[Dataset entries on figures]
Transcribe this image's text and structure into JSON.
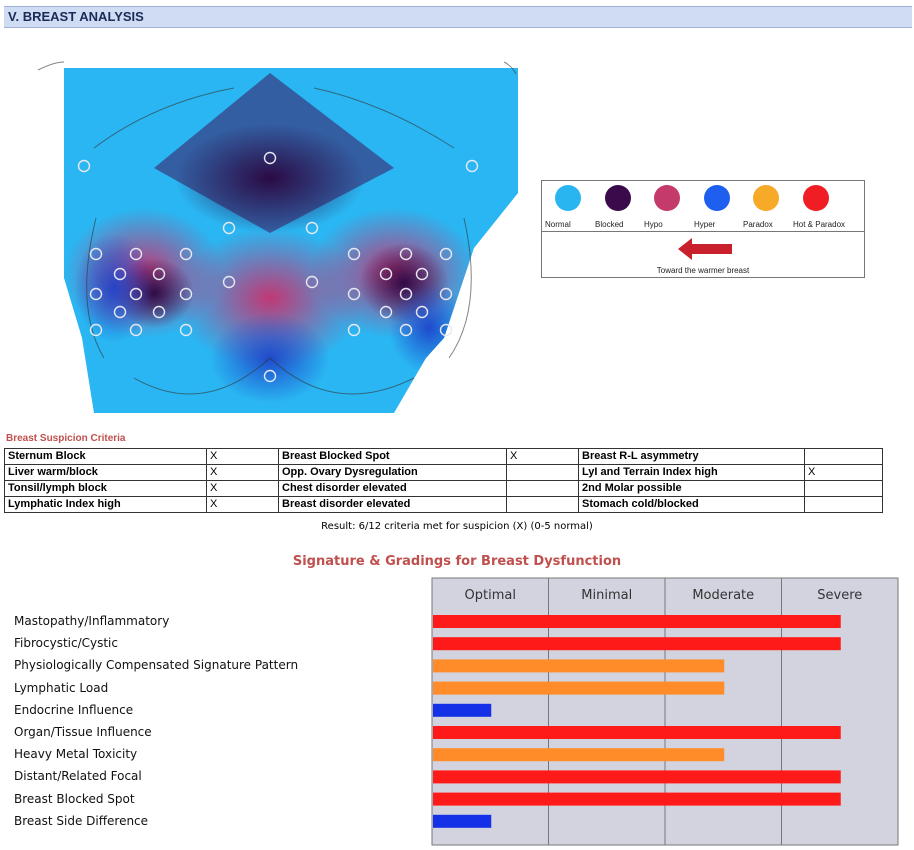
{
  "header": {
    "title": "V. BREAST ANALYSIS"
  },
  "legend": {
    "items": [
      {
        "label": "Normal",
        "color": "#29b5f0"
      },
      {
        "label": "Blocked",
        "color": "#3a0a4a"
      },
      {
        "label": "Hypo",
        "color": "#c43a6a"
      },
      {
        "label": "Hyper",
        "color": "#1f5ff0"
      },
      {
        "label": "Paradox",
        "color": "#f7a928"
      },
      {
        "label": "Hot & Paradox",
        "color": "#f01d24"
      }
    ],
    "arrow_label": "Toward the warmer breast",
    "arrow_direction": "left"
  },
  "criteria": {
    "title": "Breast Suspicion Criteria",
    "rows": [
      [
        {
          "label": "Sternum Block",
          "mark": "X"
        },
        {
          "label": "Breast Blocked Spot",
          "mark": "X"
        },
        {
          "label": "Breast R-L asymmetry",
          "mark": ""
        }
      ],
      [
        {
          "label": "Liver warm/block",
          "mark": "X"
        },
        {
          "label": "Opp. Ovary Dysregulation",
          "mark": ""
        },
        {
          "label": "LyI and Terrain Index high",
          "mark": "X"
        }
      ],
      [
        {
          "label": "Tonsil/lymph block",
          "mark": "X"
        },
        {
          "label": "Chest disorder elevated",
          "mark": ""
        },
        {
          "label": "2nd Molar possible",
          "mark": ""
        }
      ],
      [
        {
          "label": "Lymphatic Index high",
          "mark": "X"
        },
        {
          "label": "Breast disorder elevated",
          "mark": ""
        },
        {
          "label": "Stomach cold/blocked",
          "mark": ""
        }
      ]
    ],
    "result": "Result: 6/12 criteria met for suspicion (X) (0-5 normal)"
  },
  "chart_data": {
    "type": "bar",
    "orientation": "horizontal",
    "title": "Signature & Gradings for Breast Dysfunction",
    "grade_columns": [
      "Optimal",
      "Minimal",
      "Moderate",
      "Severe"
    ],
    "xlim": [
      0,
      4
    ],
    "grid": true,
    "categories": [
      "Mastopathy/Inflammatory",
      "Fibrocystic/Cystic",
      "Physiologically Compensated Signature Pattern",
      "Lymphatic Load",
      "Endocrine Influence",
      "Organ/Tissue Influence",
      "Heavy Metal Toxicity",
      "Distant/Related Focal",
      "Breast Blocked Spot",
      "Breast Side Difference"
    ],
    "values": [
      3.5,
      3.5,
      2.5,
      2.5,
      0.5,
      3.5,
      2.5,
      3.5,
      3.5,
      0.5
    ],
    "bar_colors": [
      "#ff1a1a",
      "#ff1a1a",
      "#ff8c28",
      "#ff8c28",
      "#1431e8",
      "#ff1a1a",
      "#ff8c28",
      "#ff1a1a",
      "#ff1a1a",
      "#1431e8"
    ]
  }
}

Exercise instructions -
Copy out every line in the entries above that holds "Spot".

Task result -
          "label": "Breast Blocked Spot",
      "Breast Blocked Spot",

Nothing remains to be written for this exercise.